━━━━━ THE INPUT ━━━━━
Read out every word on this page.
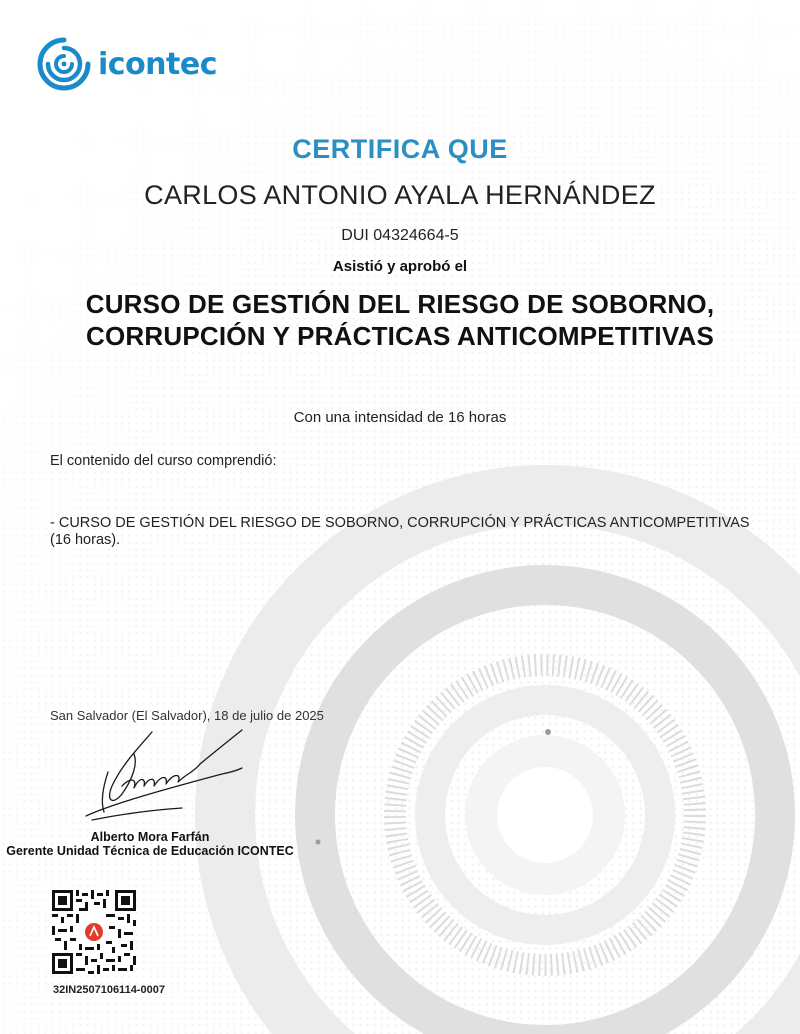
icontec
CERTIFICA QUE
CARLOS ANTONIO AYALA HERNÁNDEZ
DUI 04324664-5
Asistió y aprobó el
CURSO DE GESTIÓN DEL RIESGO DE SOBORNO,
CORRUPCIÓN Y PRÁCTICAS ANTICOMPETITIVAS
Con una intensidad de 16 horas
El contenido del curso comprendió:
- CURSO DE GESTIÓN DEL RIESGO DE SOBORNO, CORRUPCIÓN Y PRÁCTICAS ANTICOMPETITIVAS (16 horas).
San Salvador (El Salvador), 18 de julio de 2025
Alberto Mora Farfán
Gerente Unidad Técnica de Educación ICONTEC
32IN2507106114-0007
━━━━━
* EXERCISE TASK: Reproduce every line above as written, skipping pictures.

* RESULT FOR THIS EXERCISE:
Read out every word on this page.
icontec
CERTIFICA QUE
CARLOS ANTONIO AYALA HERNÁNDEZ
DUI 04324664-5
Asistió y aprobó el
CURSO DE GESTIÓN DEL RIESGO DE SOBORNO,
CORRUPCIÓN Y PRÁCTICAS ANTICOMPETITIVAS
Con una intensidad de 16 horas
El contenido del curso comprendió:
- CURSO DE GESTIÓN DEL RIESGO DE SOBORNO, CORRUPCIÓN Y PRÁCTICAS ANTICOMPETITIVAS (16 horas).
San Salvador (El Salvador), 18 de julio de 2025
Alberto Mora Farfán
Gerente Unidad Técnica de Educación ICONTEC
32IN2507106114-0007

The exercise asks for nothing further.